■ **Written instruction**
Set down every entry again word for word, please, but skip the pictures.

[Extracted records]
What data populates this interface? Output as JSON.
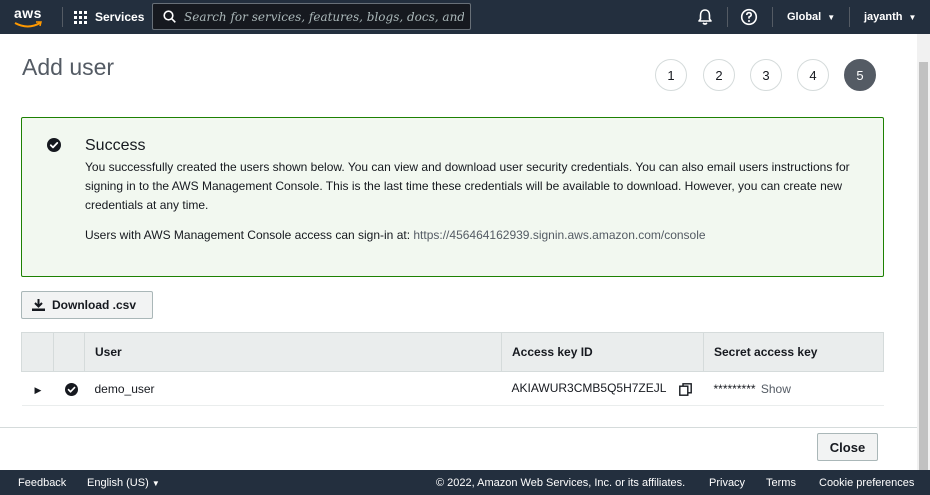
{
  "topnav": {
    "logo_text": "aws",
    "services_label": "Services",
    "search_placeholder": "Search for services, features, blogs, docs, and more",
    "region_label": "Global",
    "user_label": "jayanth"
  },
  "page": {
    "title": "Add user",
    "steps": [
      "1",
      "2",
      "3",
      "4",
      "5"
    ],
    "active_step": 5
  },
  "success": {
    "title": "Success",
    "message": "You successfully created the users shown below. You can view and download user security credentials. You can also email users instructions for signing in to the AWS Management Console. This is the last time these credentials will be available to download. However, you can create new credentials at any time.",
    "signin_prefix": "Users with AWS Management Console access can sign-in at: ",
    "signin_url": "https://456464162939.signin.aws.amazon.com/console"
  },
  "actions": {
    "download_label": "Download .csv",
    "close_label": "Close"
  },
  "table": {
    "headers": [
      "User",
      "Access key ID",
      "Secret access key"
    ],
    "rows": [
      {
        "user": "demo_user",
        "access_key_id": "AKIAWUR3CMB5Q5H7ZEJL",
        "secret_masked": "*********",
        "show_label": "Show"
      }
    ]
  },
  "footer": {
    "feedback": "Feedback",
    "language": "English (US)",
    "copyright": "© 2022, Amazon Web Services, Inc. or its affiliates.",
    "privacy": "Privacy",
    "terms": "Terms",
    "cookies": "Cookie preferences"
  },
  "colors": {
    "nav_bg": "#232f3e",
    "success_border": "#1d8102",
    "success_bg": "#f2f8f0",
    "active_step": "#545b64"
  }
}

■ **Solution to this task**
What data populates this interface? Output as JSON.
{
  "topnav": {
    "logo_text": "aws",
    "services_label": "Services",
    "search_placeholder": "Search for services, features, blogs, docs, and more",
    "region_label": "Global",
    "user_label": "jayanth"
  },
  "page": {
    "title": "Add user",
    "steps": [
      "1",
      "2",
      "3",
      "4",
      "5"
    ],
    "active_step": 5
  },
  "success": {
    "title": "Success",
    "message": "You successfully created the users shown below. You can view and download user security credentials. You can also email users instructions for signing in to the AWS Management Console. This is the last time these credentials will be available to download. However, you can create new credentials at any time.",
    "signin_prefix": "Users with AWS Management Console access can sign-in at: ",
    "signin_url": "https://456464162939.signin.aws.amazon.com/console"
  },
  "actions": {
    "download_label": "Download .csv",
    "close_label": "Close"
  },
  "table": {
    "headers": [
      "User",
      "Access key ID",
      "Secret access key"
    ],
    "rows": [
      {
        "user": "demo_user",
        "access_key_id": "AKIAWUR3CMB5Q5H7ZEJL",
        "secret_masked": "*********",
        "show_label": "Show"
      }
    ]
  },
  "footer": {
    "feedback": "Feedback",
    "language": "English (US)",
    "copyright": "© 2022, Amazon Web Services, Inc. or its affiliates.",
    "privacy": "Privacy",
    "terms": "Terms",
    "cookies": "Cookie preferences"
  },
  "colors": {
    "nav_bg": "#232f3e",
    "success_border": "#1d8102",
    "success_bg": "#f2f8f0",
    "active_step": "#545b64"
  }
}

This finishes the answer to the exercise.